#### What this task involves
Go through the lines below and copy each one that holds the string "mail".

:: Material provided ::

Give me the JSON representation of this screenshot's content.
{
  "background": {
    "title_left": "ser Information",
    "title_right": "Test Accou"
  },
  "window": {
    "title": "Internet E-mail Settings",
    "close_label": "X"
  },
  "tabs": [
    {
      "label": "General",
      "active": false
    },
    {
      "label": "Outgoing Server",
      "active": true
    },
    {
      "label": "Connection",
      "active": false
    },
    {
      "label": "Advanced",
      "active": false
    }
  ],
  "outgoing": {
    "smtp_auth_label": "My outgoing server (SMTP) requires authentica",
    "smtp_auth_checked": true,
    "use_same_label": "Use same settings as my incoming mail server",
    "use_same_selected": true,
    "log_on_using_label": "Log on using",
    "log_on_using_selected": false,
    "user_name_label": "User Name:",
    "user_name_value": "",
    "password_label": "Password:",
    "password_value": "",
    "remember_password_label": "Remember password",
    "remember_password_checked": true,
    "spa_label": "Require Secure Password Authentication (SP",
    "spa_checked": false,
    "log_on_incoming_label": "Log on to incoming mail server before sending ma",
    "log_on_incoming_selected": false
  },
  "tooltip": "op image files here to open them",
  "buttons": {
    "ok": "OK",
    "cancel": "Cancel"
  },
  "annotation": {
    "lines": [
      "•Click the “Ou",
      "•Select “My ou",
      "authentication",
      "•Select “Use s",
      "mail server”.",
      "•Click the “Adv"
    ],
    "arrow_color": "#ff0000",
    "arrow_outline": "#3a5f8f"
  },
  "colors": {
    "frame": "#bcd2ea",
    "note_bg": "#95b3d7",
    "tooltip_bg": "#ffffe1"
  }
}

:::

#### The reply
    "title": "Internet E-mail Settings",
    "use_same_label": "Use same settings as my incoming mail server",
    "log_on_incoming_label": "Log on to incoming mail server before sending ma",
      "mail server”.",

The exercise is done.